(Items from a dataset)
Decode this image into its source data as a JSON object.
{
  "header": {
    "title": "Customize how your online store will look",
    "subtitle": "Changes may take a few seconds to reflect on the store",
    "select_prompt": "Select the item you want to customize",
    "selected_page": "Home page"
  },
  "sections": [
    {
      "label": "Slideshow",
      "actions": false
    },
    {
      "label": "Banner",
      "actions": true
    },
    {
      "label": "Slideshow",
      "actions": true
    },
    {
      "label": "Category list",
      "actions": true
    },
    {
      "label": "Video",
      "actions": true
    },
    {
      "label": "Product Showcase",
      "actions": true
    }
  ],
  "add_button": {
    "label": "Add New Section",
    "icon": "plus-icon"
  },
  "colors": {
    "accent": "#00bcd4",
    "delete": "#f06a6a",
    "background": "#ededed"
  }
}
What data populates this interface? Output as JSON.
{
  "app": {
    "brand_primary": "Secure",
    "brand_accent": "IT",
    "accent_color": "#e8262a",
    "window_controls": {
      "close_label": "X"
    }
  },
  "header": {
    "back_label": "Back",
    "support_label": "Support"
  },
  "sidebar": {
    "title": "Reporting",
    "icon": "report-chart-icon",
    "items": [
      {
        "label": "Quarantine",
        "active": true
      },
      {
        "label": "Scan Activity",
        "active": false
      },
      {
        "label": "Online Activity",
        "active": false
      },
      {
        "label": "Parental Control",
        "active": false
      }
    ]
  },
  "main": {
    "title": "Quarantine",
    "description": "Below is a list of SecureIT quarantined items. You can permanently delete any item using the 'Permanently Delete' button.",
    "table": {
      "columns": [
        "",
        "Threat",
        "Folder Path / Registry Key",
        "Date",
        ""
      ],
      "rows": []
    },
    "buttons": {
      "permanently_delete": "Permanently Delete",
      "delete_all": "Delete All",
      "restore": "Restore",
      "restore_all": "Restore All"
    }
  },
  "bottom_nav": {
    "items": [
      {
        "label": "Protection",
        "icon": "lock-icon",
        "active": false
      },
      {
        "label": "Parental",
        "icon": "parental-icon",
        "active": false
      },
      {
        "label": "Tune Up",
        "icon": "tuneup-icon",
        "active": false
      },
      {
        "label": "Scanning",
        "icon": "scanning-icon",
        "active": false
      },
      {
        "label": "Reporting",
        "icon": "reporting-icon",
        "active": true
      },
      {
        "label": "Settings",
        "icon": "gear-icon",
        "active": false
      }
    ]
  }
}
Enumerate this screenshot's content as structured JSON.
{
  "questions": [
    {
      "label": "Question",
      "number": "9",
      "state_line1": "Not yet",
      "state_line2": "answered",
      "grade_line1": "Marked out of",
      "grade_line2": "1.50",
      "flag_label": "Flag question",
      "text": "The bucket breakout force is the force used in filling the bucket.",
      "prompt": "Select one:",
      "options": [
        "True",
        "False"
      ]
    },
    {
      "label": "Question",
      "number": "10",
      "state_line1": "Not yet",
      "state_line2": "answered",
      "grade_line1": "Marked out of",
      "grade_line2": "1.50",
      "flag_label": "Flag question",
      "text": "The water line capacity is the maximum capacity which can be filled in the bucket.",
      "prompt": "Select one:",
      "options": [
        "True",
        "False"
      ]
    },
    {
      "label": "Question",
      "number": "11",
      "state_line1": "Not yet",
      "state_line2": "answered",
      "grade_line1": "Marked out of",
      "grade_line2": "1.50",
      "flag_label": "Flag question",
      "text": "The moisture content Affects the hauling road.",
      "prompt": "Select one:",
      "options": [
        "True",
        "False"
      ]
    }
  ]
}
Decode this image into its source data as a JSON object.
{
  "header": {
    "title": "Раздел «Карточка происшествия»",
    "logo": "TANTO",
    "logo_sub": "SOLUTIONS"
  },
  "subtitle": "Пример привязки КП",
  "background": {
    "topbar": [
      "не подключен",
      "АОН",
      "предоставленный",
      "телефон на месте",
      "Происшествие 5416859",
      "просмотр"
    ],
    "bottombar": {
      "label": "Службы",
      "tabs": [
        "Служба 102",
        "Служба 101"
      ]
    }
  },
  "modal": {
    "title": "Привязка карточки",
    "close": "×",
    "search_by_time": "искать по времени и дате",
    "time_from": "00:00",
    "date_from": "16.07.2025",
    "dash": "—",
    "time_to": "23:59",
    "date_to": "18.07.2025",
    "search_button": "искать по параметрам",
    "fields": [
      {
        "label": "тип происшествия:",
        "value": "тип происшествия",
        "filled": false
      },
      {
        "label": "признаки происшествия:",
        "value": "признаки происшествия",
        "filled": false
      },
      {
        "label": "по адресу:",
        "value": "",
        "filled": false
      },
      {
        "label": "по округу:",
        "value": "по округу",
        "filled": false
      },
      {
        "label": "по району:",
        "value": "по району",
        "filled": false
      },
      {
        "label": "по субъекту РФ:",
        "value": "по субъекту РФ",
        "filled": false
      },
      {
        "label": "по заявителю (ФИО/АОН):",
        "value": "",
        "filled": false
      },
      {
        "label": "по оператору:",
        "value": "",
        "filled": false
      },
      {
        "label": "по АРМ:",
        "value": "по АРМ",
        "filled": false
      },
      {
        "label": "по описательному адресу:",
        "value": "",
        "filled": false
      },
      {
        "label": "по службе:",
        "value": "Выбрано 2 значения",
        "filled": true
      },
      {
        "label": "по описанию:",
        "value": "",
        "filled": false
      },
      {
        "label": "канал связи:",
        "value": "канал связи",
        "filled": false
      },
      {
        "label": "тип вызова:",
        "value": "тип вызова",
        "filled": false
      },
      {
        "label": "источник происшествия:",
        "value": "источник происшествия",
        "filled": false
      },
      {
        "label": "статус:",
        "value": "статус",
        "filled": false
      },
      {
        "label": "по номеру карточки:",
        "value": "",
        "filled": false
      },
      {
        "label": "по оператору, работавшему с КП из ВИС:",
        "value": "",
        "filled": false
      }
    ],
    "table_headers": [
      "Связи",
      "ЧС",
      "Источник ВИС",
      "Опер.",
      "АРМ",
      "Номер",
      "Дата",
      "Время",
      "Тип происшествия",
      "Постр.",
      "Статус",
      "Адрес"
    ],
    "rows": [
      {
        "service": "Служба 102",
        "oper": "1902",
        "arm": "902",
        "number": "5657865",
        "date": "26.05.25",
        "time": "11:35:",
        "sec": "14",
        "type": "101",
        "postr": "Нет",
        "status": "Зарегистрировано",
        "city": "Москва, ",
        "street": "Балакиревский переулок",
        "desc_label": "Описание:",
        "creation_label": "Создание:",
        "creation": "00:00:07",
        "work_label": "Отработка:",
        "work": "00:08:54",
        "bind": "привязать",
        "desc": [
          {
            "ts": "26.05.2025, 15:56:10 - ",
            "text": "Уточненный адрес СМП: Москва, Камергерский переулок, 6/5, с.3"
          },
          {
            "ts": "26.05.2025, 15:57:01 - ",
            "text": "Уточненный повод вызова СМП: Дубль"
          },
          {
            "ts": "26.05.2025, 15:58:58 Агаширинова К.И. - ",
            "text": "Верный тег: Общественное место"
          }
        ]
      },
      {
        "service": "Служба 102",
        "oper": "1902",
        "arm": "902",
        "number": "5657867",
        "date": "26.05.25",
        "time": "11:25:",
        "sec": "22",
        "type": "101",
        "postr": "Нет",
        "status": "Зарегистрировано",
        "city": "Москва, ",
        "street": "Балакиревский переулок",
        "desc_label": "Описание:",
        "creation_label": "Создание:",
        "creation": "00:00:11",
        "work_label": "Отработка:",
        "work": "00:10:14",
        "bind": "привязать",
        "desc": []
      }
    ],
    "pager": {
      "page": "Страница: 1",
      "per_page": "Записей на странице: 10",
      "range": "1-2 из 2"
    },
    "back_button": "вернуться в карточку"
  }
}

INSTRUCTIONS TO FOLLOW
Gather and copy every line of the data in which the string "number" is found.

SOLUTION FOR THIS TASK
      "number": "9",
      "number": "10",
      "number": "11",
        "number": "5657865",
        "number": "5657867",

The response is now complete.